**TASK DESCRIPTION**
Your task is to locate every line holding the string "left" and to copy each of them.

%%

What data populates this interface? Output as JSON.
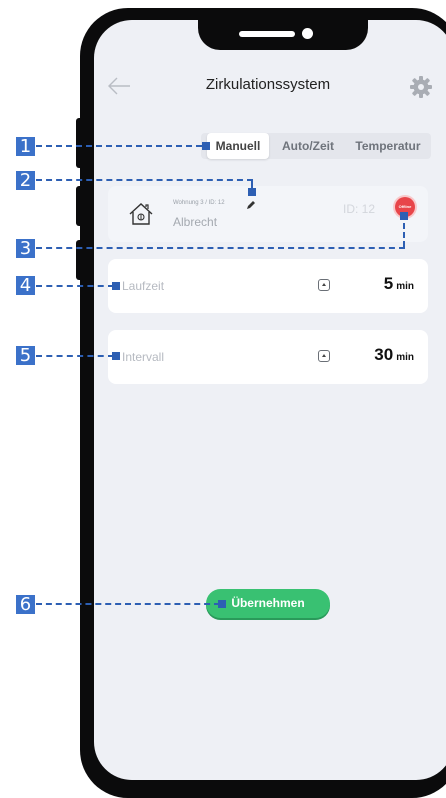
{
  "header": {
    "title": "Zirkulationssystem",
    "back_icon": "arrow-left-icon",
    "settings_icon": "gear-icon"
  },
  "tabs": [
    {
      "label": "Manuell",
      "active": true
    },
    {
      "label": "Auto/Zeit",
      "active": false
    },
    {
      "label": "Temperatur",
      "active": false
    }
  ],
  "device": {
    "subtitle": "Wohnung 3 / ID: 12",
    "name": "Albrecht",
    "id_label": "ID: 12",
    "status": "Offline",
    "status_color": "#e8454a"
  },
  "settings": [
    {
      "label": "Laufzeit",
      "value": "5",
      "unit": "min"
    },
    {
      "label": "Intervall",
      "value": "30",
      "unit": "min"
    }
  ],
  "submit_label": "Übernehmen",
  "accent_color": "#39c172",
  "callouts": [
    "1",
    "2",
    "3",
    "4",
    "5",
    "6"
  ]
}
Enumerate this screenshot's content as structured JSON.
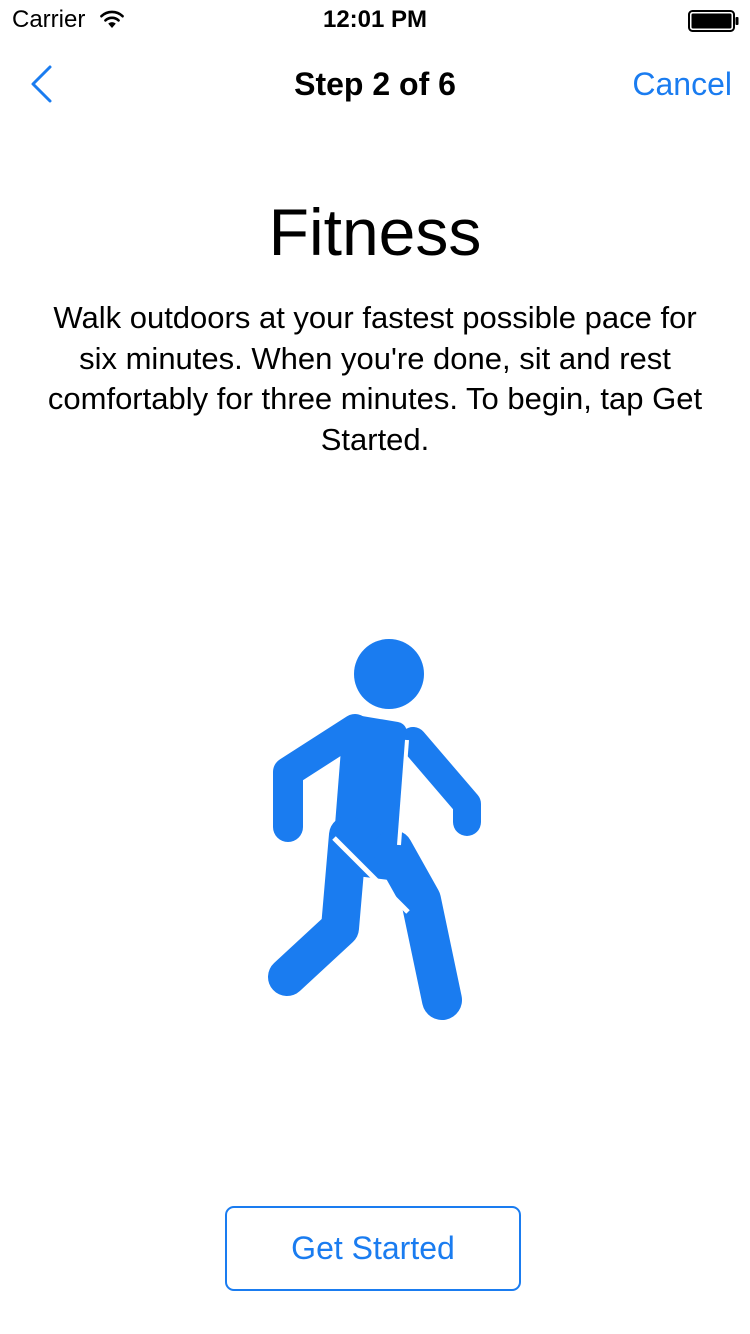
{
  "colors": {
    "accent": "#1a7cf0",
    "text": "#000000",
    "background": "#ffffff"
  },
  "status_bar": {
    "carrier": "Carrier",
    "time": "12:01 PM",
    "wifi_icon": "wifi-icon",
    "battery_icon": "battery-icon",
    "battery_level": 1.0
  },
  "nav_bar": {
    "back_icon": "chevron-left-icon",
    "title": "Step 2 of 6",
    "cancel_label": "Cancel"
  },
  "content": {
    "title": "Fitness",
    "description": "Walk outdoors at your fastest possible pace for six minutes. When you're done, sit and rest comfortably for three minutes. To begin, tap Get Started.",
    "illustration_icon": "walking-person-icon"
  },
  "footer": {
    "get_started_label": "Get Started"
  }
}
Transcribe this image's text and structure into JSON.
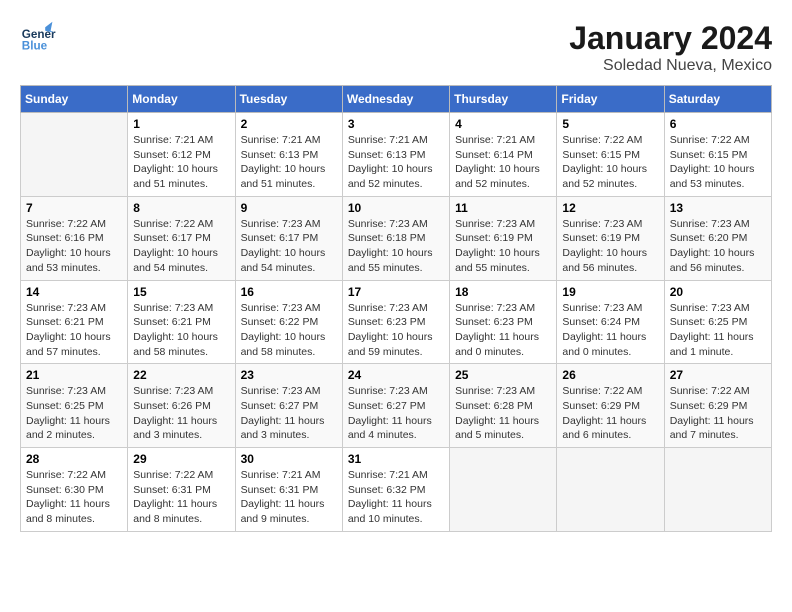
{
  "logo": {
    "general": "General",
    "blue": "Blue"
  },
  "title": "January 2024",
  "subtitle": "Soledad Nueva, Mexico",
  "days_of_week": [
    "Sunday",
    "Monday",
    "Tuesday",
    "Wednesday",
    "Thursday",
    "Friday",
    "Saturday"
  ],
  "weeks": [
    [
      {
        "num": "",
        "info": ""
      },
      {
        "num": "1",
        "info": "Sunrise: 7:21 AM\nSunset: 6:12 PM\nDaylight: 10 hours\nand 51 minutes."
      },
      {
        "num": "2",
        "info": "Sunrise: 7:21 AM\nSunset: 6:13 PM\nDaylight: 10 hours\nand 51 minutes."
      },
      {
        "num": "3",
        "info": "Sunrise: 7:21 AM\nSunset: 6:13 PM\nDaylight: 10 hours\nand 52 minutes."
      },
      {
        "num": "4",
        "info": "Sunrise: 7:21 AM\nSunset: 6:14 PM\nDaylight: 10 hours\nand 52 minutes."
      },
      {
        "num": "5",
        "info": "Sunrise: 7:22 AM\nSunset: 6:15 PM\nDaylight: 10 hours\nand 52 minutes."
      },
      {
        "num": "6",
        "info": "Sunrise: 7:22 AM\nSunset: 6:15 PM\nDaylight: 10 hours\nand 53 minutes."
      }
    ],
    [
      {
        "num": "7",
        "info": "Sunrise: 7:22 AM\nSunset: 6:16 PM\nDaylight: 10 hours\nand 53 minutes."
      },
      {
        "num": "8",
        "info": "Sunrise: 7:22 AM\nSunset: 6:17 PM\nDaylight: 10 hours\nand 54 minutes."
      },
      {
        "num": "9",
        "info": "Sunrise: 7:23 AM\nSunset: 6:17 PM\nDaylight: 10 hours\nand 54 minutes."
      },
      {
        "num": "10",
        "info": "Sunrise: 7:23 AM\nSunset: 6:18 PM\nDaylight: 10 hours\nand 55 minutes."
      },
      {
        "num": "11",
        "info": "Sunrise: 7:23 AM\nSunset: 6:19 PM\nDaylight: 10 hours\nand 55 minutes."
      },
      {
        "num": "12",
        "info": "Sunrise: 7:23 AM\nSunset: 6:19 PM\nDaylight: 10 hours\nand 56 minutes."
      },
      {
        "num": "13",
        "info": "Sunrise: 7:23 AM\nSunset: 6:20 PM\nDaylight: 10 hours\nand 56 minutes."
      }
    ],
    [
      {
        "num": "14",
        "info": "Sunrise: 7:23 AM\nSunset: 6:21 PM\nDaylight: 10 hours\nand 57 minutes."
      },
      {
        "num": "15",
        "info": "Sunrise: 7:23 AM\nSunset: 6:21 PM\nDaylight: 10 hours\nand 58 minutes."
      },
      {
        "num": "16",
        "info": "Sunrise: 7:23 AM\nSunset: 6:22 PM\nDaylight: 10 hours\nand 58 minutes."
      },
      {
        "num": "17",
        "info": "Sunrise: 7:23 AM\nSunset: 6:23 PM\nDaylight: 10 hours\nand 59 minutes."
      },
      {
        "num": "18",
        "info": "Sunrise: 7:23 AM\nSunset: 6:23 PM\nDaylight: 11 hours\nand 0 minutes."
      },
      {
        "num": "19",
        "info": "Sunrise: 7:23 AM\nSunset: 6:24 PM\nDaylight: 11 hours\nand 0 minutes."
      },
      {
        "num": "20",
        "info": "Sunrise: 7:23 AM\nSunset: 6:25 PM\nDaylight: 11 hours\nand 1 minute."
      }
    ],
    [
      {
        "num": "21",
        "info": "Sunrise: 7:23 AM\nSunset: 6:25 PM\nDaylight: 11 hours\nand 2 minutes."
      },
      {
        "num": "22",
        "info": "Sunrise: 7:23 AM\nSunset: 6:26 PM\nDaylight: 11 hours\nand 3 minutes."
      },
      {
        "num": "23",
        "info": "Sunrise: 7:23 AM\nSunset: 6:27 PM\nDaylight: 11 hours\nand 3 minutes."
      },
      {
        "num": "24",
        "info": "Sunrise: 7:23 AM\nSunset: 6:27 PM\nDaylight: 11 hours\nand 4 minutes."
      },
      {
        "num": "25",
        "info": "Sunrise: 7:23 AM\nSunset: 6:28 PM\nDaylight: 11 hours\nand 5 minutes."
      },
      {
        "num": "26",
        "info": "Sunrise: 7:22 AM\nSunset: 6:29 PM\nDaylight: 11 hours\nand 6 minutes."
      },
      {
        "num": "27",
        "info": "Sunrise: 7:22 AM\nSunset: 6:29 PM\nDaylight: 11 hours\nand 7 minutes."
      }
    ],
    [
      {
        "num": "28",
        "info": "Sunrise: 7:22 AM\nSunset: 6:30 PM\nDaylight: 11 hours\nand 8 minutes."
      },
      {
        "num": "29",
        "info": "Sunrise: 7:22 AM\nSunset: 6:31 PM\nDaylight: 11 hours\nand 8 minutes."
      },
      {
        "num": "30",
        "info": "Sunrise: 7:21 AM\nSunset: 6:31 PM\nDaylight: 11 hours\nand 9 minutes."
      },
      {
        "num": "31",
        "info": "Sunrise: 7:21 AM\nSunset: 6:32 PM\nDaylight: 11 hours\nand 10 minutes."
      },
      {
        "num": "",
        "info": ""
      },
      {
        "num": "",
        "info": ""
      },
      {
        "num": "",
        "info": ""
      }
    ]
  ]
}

%%

**ANSWER TO THE TASK**
    "back_icon": "arrow-left-icon",
    "back_icon": "chevron-left-icon",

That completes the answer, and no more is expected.